■ What is asked
Check each line of the listing below for the word "before" and say how many lines have it. Nothing else should be written.

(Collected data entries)
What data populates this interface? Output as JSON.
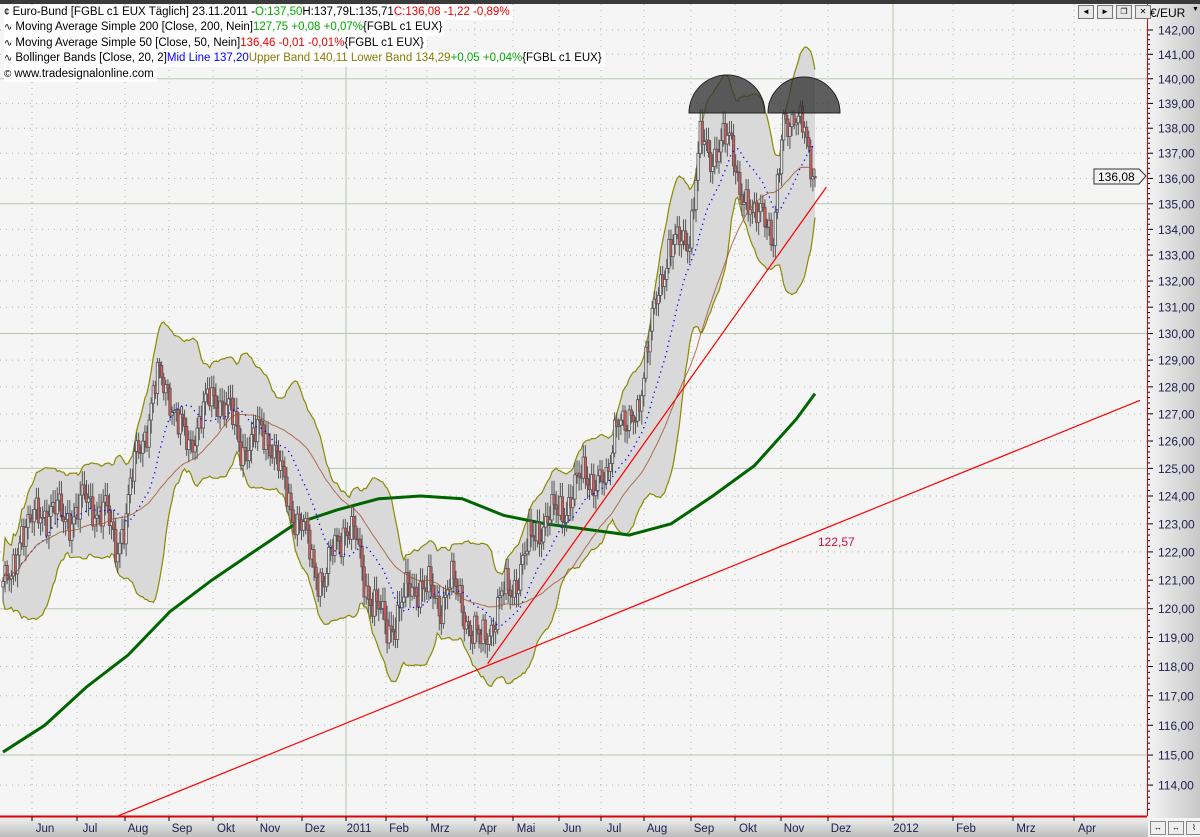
{
  "legend": {
    "main": {
      "icon": "candlestick-icon",
      "name": "Euro-Bund [FGBL c1 EUX  Täglich] 23.11.2011 -",
      "open": "O:137,50",
      "high": "H:137,79",
      "low": "L:135,71",
      "close": "C:136,08 -1,22 -0,89%"
    },
    "ma200": {
      "icon": "indicator-icon",
      "name": "Moving Average Simple 200 [Close, 200, Nein]",
      "value": "127,75 +0,08 +0,07%",
      "symbol": "{FGBL c1 EUX}"
    },
    "ma50": {
      "icon": "indicator-icon",
      "name": "Moving Average Simple 50 [Close, 50, Nein]",
      "value": "136,46 -0,01 -0,01%",
      "symbol": "{FGBL c1 EUX}"
    },
    "bb": {
      "icon": "indicator-icon",
      "name": "Bollinger Bands [Close, 20, 2]",
      "mid": "Mid Line 137,20",
      "bands": "Upper Band 140,11 Lower Band 134,29",
      "change": "+0,05 +0,04%",
      "symbol": "{FGBL c1 EUX}"
    },
    "source": {
      "icon": "copyright-icon",
      "text": "www.tradesignalonline.com"
    }
  },
  "axis": {
    "unit": "€/EUR",
    "last_price": "136,08"
  },
  "window_buttons": [
    "◄",
    "►",
    "❐",
    "✕"
  ],
  "bottom_buttons": [
    "↔",
    "↔",
    "⌇"
  ],
  "colors": {
    "up": "#e6e6e6",
    "down": "#d85a5a",
    "wick": "#555555",
    "band_fill": "#d9d9d9",
    "band_edge": "#8a8a00",
    "mid": "#0000ff",
    "ma50": "#a0522d",
    "ma200": "#006400",
    "trend": "#ff0000",
    "grid_major": "#b8c8b0"
  },
  "chart_data": {
    "type": "candlestick",
    "title": "Euro-Bund [FGBL c1 EUX  Täglich]",
    "y_scale": "log",
    "ylim": [
      113.2,
      142.4
    ],
    "grid": true,
    "yticks": [
      "142,00",
      "141,00",
      "140,00",
      "139,00",
      "138,00",
      "137,00",
      "136,00",
      "135,00",
      "134,00",
      "133,00",
      "132,00",
      "131,00",
      "130,00",
      "129,00",
      "128,00",
      "127,00",
      "126,00",
      "125,00",
      "124,00",
      "123,00",
      "122,00",
      "121,00",
      "120,00",
      "119,00",
      "118,00",
      "117,00",
      "116,00",
      "115,00",
      "114,00"
    ],
    "xticks": [
      "Jun",
      "Jul",
      "Aug",
      "Sep",
      "Okt",
      "Nov",
      "Dez",
      "2011",
      "Feb",
      "Mrz",
      "Apr",
      "Mai",
      "Jun",
      "Jul",
      "Aug",
      "Sep",
      "Okt",
      "Nov",
      "Dez",
      "2012",
      "Feb",
      "Mrz",
      "Apr"
    ],
    "dates": [
      "2010-05-28",
      "2010-06-04",
      "2010-06-11",
      "2010-06-18",
      "2010-06-25",
      "2010-07-02",
      "2010-07-09",
      "2010-07-16",
      "2010-07-23",
      "2010-07-30",
      "2010-08-06",
      "2010-08-13",
      "2010-08-20",
      "2010-08-27",
      "2010-09-03",
      "2010-09-10",
      "2010-09-17",
      "2010-09-24",
      "2010-10-01",
      "2010-10-08",
      "2010-10-15",
      "2010-10-22",
      "2010-10-29",
      "2010-11-05",
      "2010-11-12",
      "2010-11-19",
      "2010-11-26",
      "2010-12-03",
      "2010-12-10",
      "2010-12-17",
      "2010-12-24",
      "2010-12-31",
      "2011-01-07",
      "2011-01-14",
      "2011-01-21",
      "2011-01-28",
      "2011-02-04",
      "2011-02-11",
      "2011-02-18",
      "2011-02-25",
      "2011-03-04",
      "2011-03-11",
      "2011-03-18",
      "2011-03-25",
      "2011-04-01",
      "2011-04-08",
      "2011-04-15",
      "2011-04-22",
      "2011-04-29",
      "2011-05-06",
      "2011-05-13",
      "2011-05-20",
      "2011-05-27",
      "2011-06-03",
      "2011-06-10",
      "2011-06-17",
      "2011-06-24",
      "2011-07-01",
      "2011-07-08",
      "2011-07-15",
      "2011-07-22",
      "2011-07-29",
      "2011-08-05",
      "2011-08-12",
      "2011-08-19",
      "2011-08-26",
      "2011-09-02",
      "2011-09-09",
      "2011-09-16",
      "2011-09-23",
      "2011-09-30",
      "2011-10-07",
      "2011-10-14",
      "2011-10-21",
      "2011-10-28",
      "2011-11-04",
      "2011-11-11",
      "2011-11-18",
      "2011-11-23"
    ],
    "close": [
      121.0,
      120.8,
      123.0,
      123.0,
      123.4,
      123.6,
      123.1,
      123.4,
      123.8,
      123.6,
      123.5,
      122.1,
      123.3,
      125.5,
      126.6,
      128.3,
      128.0,
      126.6,
      125.8,
      126.8,
      127.5,
      127.6,
      127.0,
      125.8,
      125.9,
      126.4,
      125.9,
      124.5,
      123.5,
      122.8,
      121.5,
      121.0,
      122.2,
      123.0,
      122.4,
      120.8,
      120.0,
      119.3,
      119.8,
      120.6,
      120.9,
      120.6,
      120.1,
      121.0,
      120.3,
      119.4,
      118.7,
      119.5,
      120.4,
      120.7,
      121.7,
      122.5,
      123.1,
      123.3,
      123.6,
      124.2,
      124.9,
      124.5,
      124.3,
      127.2,
      126.2,
      127.3,
      129.5,
      131.6,
      133.3,
      133.4,
      133.8,
      137.5,
      136.8,
      137.5,
      137.3,
      135.5,
      134.2,
      135.2,
      133.2,
      138.5,
      138.4,
      137.8,
      136.08
    ],
    "ma200": [
      [
        "2010-05-28",
        115.1
      ],
      [
        "2010-06-25",
        116.0
      ],
      [
        "2010-07-23",
        117.3
      ],
      [
        "2010-08-20",
        118.4
      ],
      [
        "2010-09-17",
        119.9
      ],
      [
        "2010-10-15",
        121.0
      ],
      [
        "2010-11-12",
        122.0
      ],
      [
        "2010-12-10",
        123.0
      ],
      [
        "2011-01-07",
        123.5
      ],
      [
        "2011-02-04",
        123.9
      ],
      [
        "2011-03-04",
        124.0
      ],
      [
        "2011-04-01",
        123.9
      ],
      [
        "2011-04-29",
        123.3
      ],
      [
        "2011-05-27",
        123.0
      ],
      [
        "2011-06-24",
        122.8
      ],
      [
        "2011-07-22",
        122.6
      ],
      [
        "2011-08-19",
        123.0
      ],
      [
        "2011-09-16",
        124.0
      ],
      [
        "2011-10-14",
        125.1
      ],
      [
        "2011-11-11",
        126.8
      ],
      [
        "2011-11-23",
        127.75
      ]
    ],
    "trendlines": [
      {
        "from": [
          "2010-07-26",
          112.95
        ],
        "to": [
          "2012-05-04",
          127.5
        ],
        "label": "122,57"
      },
      {
        "from": [
          "2011-04-11",
          118.1
        ],
        "to": [
          "2011-11-30",
          135.66
        ]
      }
    ]
  }
}
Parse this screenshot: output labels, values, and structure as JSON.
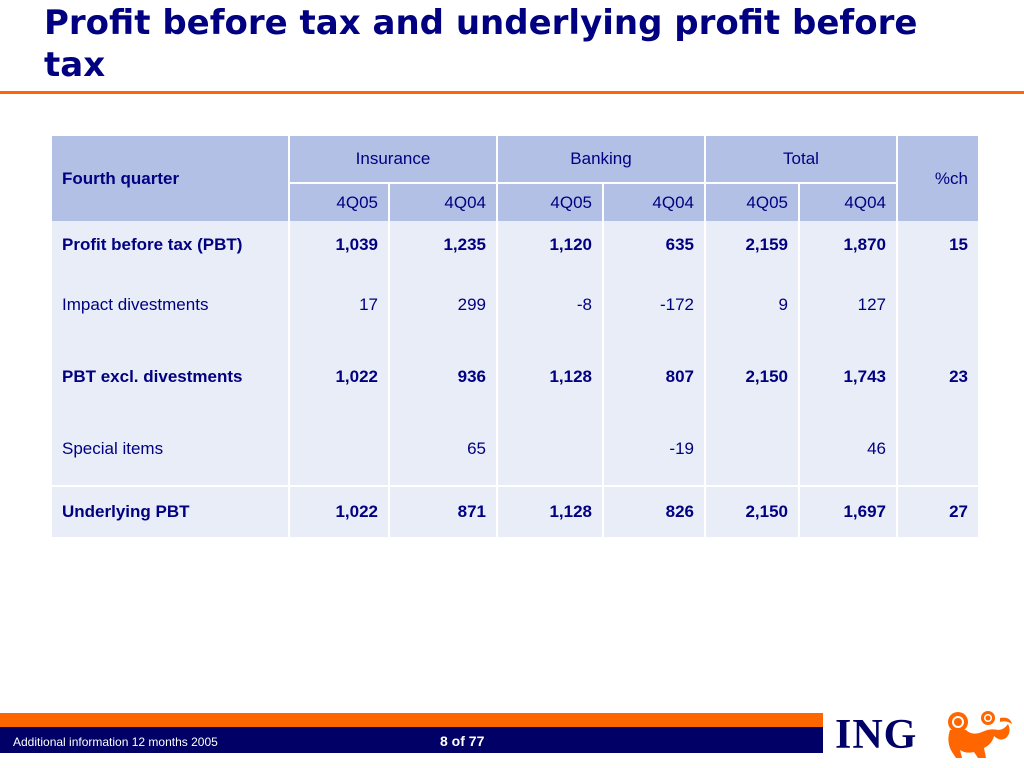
{
  "slide": {
    "title": "Profit before tax and underlying profit before tax"
  },
  "table": {
    "row_header_label": "Fourth quarter",
    "groups": [
      "Insurance",
      "Banking",
      "Total"
    ],
    "pct_header": "%ch",
    "periods": [
      "4Q05",
      "4Q04",
      "4Q05",
      "4Q04",
      "4Q05",
      "4Q04"
    ],
    "rows": [
      {
        "label": "Profit before tax (PBT)",
        "bold": true,
        "values": [
          "1,039",
          "1,235",
          "1,120",
          "635",
          "2,159",
          "1,870"
        ],
        "pct": "15"
      },
      {
        "label": "Impact divestments",
        "bold": false,
        "values": [
          "17",
          "299",
          "-8",
          "-172",
          "9",
          "127"
        ],
        "pct": ""
      },
      {
        "label": "PBT excl. divestments",
        "bold": true,
        "values": [
          "1,022",
          "936",
          "1,128",
          "807",
          "2,150",
          "1,743"
        ],
        "pct": "23"
      },
      {
        "label": "Special items",
        "bold": false,
        "values": [
          "",
          "65",
          "",
          "-19",
          "",
          "46"
        ],
        "pct": ""
      },
      {
        "label": "Underlying PBT",
        "bold": true,
        "values": [
          "1,022",
          "871",
          "1,128",
          "826",
          "2,150",
          "1,697"
        ],
        "pct": "27"
      }
    ]
  },
  "footer": {
    "left_text": "Additional information 12 months 2005",
    "page_indicator": "8 of 77",
    "logo_text": "ING",
    "colors": {
      "accent": "#ff6600",
      "navy": "#000066",
      "header_fill": "#b3c0e6",
      "body_fill": "#e8edf7",
      "text": "#000080"
    }
  }
}
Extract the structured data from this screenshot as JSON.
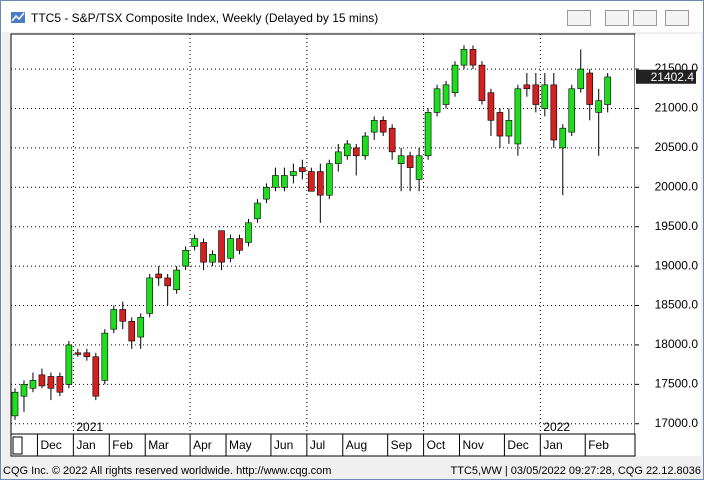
{
  "window": {
    "status_left": "CQG Inc. © 2022 All rights reserved worldwide. http://www.cqg.com",
    "status_right": "TTC5,WW | 03/05/2022 09:27:28, CQG 22.12.8036"
  },
  "chart_data": {
    "type": "candlestick",
    "title": "TTC5 - S&P/TSX Composite Index, Weekly (Delayed by 15 mins)",
    "categories": [
      null,
      null,
      null,
      null,
      null,
      null,
      null,
      null,
      null,
      null,
      null,
      null,
      null,
      null,
      null,
      null,
      null,
      null,
      null,
      null,
      null,
      null,
      null,
      null,
      null,
      null,
      null,
      null,
      null,
      null,
      null,
      null,
      null,
      null,
      null,
      null,
      null,
      null,
      null,
      null,
      null,
      null,
      null,
      null,
      null,
      null,
      null,
      null,
      null,
      null,
      null,
      null,
      null,
      null,
      null,
      null,
      null,
      null,
      null,
      null,
      null,
      null,
      null,
      null,
      null,
      null,
      null
    ],
    "open": [
      17100,
      17350,
      17450,
      17620,
      17600,
      17600,
      17500,
      17900,
      17900,
      17850,
      17550,
      18200,
      18450,
      18300,
      18100,
      18400,
      18900,
      18850,
      18700,
      19000,
      19250,
      19300,
      19050,
      19450,
      19100,
      19350,
      19300,
      19600,
      19850,
      20000,
      20000,
      20150,
      20250,
      20200,
      20200,
      19900,
      20300,
      20400,
      20500,
      20400,
      20700,
      20850,
      20750,
      20300,
      20400,
      20100,
      20400,
      20950,
      21050,
      21200,
      21550,
      21750,
      21550,
      21200,
      20950,
      20650,
      20550,
      21300,
      21300,
      21000,
      21300,
      20500,
      20700,
      21250,
      21450,
      20950,
      21050
    ],
    "high": [
      17450,
      17550,
      17650,
      17700,
      17650,
      17650,
      18050,
      17950,
      17950,
      17900,
      18200,
      18500,
      18550,
      18350,
      18400,
      18900,
      19000,
      18900,
      19000,
      19250,
      19400,
      19350,
      19200,
      19450,
      19400,
      19400,
      19600,
      19850,
      20050,
      20250,
      20250,
      20300,
      20350,
      20250,
      20300,
      20350,
      20550,
      20600,
      20550,
      20700,
      20900,
      20900,
      20800,
      20500,
      20450,
      20500,
      21000,
      21300,
      21350,
      21600,
      21800,
      21800,
      21600,
      21250,
      21000,
      21000,
      21300,
      21450,
      21450,
      21450,
      21450,
      20800,
      21300,
      21750,
      21500,
      21250,
      21450
    ],
    "low": [
      17050,
      17150,
      17400,
      17450,
      17300,
      17350,
      17450,
      17850,
      17800,
      17300,
      17500,
      18150,
      18200,
      17950,
      17950,
      18350,
      18750,
      18500,
      18650,
      18950,
      19200,
      18950,
      19000,
      18950,
      19050,
      19150,
      19250,
      19550,
      19800,
      19950,
      19950,
      20050,
      20100,
      19950,
      19550,
      19850,
      20200,
      20350,
      20150,
      20350,
      20600,
      20650,
      20350,
      19950,
      19950,
      19950,
      20350,
      20900,
      21000,
      21150,
      21500,
      21500,
      21050,
      20650,
      20500,
      20550,
      20400,
      21150,
      20950,
      20900,
      20500,
      19900,
      20650,
      21200,
      20850,
      20400,
      20950
    ],
    "close": [
      17400,
      17500,
      17550,
      17480,
      17450,
      17400,
      18000,
      17880,
      17850,
      17350,
      18150,
      18450,
      18300,
      18050,
      18350,
      18850,
      18850,
      18750,
      18950,
      19200,
      19350,
      19050,
      19150,
      19050,
      19350,
      19200,
      19550,
      19800,
      20000,
      20150,
      20150,
      20200,
      20200,
      19950,
      19900,
      20300,
      20450,
      20550,
      20400,
      20650,
      20850,
      20700,
      20450,
      20400,
      20250,
      20400,
      20950,
      21250,
      21300,
      21550,
      21750,
      21550,
      21100,
      20850,
      20650,
      20850,
      21250,
      21250,
      21050,
      21300,
      20600,
      20750,
      21250,
      21500,
      21050,
      21100,
      21400
    ],
    "up_color": "#1fdc1f",
    "down_color": "#d42020",
    "ylim": [
      16870,
      21945
    ],
    "yticks": [
      {
        "value": 17000,
        "label": "17000.0"
      },
      {
        "value": 17500,
        "label": "17500.0"
      },
      {
        "value": 18000,
        "label": "18000.0"
      },
      {
        "value": 18500,
        "label": "18500.0"
      },
      {
        "value": 19000,
        "label": "19000.0"
      },
      {
        "value": 19500,
        "label": "19500.0"
      },
      {
        "value": 20000,
        "label": "20000.0"
      },
      {
        "value": 20500,
        "label": "20500.0"
      },
      {
        "value": 21000,
        "label": "21000.0"
      },
      {
        "value": 21500,
        "label": "21500.0"
      }
    ],
    "xticks": [
      {
        "value": 2.5,
        "label": "Dec"
      },
      {
        "value": 6.5,
        "label": "Jan"
      },
      {
        "value": 10.5,
        "label": "Feb"
      },
      {
        "value": 14.5,
        "label": "Mar"
      },
      {
        "value": 19.5,
        "label": "Apr"
      },
      {
        "value": 23.5,
        "label": "May"
      },
      {
        "value": 28.5,
        "label": "Jun"
      },
      {
        "value": 32.5,
        "label": "Jul"
      },
      {
        "value": 36.5,
        "label": "Aug"
      },
      {
        "value": 41.5,
        "label": "Sep"
      },
      {
        "value": 45.5,
        "label": "Oct"
      },
      {
        "value": 49.5,
        "label": "Nov"
      },
      {
        "value": 54.5,
        "label": "Dec"
      },
      {
        "value": 58.5,
        "label": "Jan"
      },
      {
        "value": 63.5,
        "label": "Feb"
      }
    ],
    "year_labels": [
      {
        "value": 6.5,
        "label": "2021"
      },
      {
        "value": 58.5,
        "label": "2022"
      }
    ],
    "last_price": 21402.4,
    "grid": true
  }
}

■ The completed task
2